__Your instructions__:
Locate the lines where "众人倦矣" occurs and copy them as they stand.

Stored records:
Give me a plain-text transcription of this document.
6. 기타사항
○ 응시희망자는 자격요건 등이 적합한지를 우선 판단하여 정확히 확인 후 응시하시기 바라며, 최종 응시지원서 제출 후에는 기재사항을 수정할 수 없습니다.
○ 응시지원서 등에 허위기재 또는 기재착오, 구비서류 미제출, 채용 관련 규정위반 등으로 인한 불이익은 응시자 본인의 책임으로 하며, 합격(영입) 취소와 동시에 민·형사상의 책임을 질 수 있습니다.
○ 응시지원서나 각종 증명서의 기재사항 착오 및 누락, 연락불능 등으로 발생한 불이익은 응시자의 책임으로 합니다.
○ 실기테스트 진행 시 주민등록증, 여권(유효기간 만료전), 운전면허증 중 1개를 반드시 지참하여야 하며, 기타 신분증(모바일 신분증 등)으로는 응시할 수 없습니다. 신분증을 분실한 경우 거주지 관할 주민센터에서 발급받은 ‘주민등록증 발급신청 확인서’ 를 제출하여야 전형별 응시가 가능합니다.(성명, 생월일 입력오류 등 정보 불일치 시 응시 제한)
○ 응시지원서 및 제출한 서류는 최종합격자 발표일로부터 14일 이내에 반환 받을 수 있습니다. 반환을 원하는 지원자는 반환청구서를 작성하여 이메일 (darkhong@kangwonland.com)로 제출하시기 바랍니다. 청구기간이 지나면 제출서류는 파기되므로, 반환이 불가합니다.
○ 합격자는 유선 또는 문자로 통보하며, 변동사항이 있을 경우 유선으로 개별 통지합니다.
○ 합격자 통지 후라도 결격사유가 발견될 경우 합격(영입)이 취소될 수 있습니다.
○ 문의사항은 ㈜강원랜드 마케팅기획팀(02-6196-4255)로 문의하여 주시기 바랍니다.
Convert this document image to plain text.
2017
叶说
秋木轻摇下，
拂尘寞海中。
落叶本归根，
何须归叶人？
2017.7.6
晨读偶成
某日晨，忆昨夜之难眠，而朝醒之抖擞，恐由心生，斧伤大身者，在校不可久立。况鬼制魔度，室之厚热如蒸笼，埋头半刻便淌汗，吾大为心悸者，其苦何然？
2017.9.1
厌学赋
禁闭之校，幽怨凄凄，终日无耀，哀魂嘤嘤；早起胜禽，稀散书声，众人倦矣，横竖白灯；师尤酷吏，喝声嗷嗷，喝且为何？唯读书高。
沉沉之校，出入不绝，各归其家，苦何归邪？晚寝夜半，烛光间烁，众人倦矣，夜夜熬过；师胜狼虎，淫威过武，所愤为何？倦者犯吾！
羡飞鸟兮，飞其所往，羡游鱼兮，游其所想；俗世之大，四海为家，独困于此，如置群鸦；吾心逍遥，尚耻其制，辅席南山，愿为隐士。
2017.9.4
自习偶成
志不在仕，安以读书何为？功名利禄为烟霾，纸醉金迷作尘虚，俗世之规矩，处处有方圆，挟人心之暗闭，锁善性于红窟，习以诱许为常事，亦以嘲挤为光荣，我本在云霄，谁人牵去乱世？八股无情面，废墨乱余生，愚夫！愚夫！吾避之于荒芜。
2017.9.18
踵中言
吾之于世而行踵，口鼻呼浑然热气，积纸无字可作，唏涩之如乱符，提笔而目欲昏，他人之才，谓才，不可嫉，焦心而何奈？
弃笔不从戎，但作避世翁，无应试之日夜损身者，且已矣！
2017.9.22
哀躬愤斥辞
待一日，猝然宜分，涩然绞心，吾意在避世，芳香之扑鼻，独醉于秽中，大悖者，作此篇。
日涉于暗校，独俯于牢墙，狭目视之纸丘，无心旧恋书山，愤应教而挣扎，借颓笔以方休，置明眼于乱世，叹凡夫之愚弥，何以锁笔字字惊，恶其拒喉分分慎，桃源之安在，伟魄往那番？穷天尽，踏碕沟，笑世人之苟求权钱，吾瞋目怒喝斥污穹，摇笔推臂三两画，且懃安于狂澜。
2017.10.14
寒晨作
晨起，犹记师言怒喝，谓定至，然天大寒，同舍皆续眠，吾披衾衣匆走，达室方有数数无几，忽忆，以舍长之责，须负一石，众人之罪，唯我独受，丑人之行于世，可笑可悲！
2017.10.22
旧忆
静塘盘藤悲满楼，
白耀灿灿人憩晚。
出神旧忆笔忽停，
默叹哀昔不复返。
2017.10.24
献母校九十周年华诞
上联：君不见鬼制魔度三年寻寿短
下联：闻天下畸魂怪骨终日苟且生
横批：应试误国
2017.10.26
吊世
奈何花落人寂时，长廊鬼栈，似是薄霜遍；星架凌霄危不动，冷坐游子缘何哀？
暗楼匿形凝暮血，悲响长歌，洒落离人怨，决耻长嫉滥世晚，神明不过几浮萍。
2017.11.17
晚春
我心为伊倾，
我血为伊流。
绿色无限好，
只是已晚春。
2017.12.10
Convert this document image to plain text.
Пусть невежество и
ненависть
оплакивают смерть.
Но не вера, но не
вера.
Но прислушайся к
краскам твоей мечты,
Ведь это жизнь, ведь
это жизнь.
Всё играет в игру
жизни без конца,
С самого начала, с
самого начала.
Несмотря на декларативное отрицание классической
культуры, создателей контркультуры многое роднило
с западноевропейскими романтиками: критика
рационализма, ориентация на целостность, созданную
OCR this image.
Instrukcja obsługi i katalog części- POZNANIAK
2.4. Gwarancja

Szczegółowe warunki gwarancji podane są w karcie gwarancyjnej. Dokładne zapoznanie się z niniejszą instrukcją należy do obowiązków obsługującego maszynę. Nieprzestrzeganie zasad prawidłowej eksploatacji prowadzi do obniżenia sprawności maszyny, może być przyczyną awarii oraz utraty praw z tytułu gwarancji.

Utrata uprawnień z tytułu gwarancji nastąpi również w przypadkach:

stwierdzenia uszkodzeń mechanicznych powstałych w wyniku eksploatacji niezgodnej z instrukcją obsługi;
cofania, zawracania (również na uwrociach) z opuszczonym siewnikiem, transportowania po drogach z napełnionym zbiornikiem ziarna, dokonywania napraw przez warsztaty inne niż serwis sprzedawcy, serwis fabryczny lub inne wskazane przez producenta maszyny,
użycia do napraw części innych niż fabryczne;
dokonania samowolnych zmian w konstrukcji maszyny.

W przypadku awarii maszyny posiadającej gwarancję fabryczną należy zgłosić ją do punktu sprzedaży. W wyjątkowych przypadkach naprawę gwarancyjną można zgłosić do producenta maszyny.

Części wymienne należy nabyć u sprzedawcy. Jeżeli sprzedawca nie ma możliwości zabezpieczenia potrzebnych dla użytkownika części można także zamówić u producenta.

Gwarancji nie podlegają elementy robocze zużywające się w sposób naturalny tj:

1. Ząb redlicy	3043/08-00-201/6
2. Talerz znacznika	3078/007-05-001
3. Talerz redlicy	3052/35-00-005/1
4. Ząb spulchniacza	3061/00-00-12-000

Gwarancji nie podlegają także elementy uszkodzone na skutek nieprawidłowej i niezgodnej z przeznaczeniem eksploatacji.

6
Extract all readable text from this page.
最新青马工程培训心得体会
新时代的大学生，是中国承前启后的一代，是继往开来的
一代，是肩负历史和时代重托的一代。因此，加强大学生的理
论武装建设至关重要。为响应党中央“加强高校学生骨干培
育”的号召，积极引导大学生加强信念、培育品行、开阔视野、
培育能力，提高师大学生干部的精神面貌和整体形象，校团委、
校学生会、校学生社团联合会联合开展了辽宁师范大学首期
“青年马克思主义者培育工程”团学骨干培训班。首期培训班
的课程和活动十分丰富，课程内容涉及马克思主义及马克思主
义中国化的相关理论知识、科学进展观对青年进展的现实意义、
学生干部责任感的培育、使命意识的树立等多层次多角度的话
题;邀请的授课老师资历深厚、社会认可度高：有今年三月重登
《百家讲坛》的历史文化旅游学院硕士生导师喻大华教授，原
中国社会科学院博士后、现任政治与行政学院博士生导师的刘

__Problem solution__:
禁闭之校，幽怨凄凄，终日无耀，哀魂嘤嘤；早起胜禽，稀散书声，众人倦矣，横竖白灯；师尤酷吏，喝声嗷嗷，喝且为何？唯读书高。
沉沉之校，出入不绝，各归其家，苦何归邪？晚寝夜半，烛光间烁，众人倦矣，夜夜熬过；师胜狼虎，淫威过武，所愤为何？倦者犯吾！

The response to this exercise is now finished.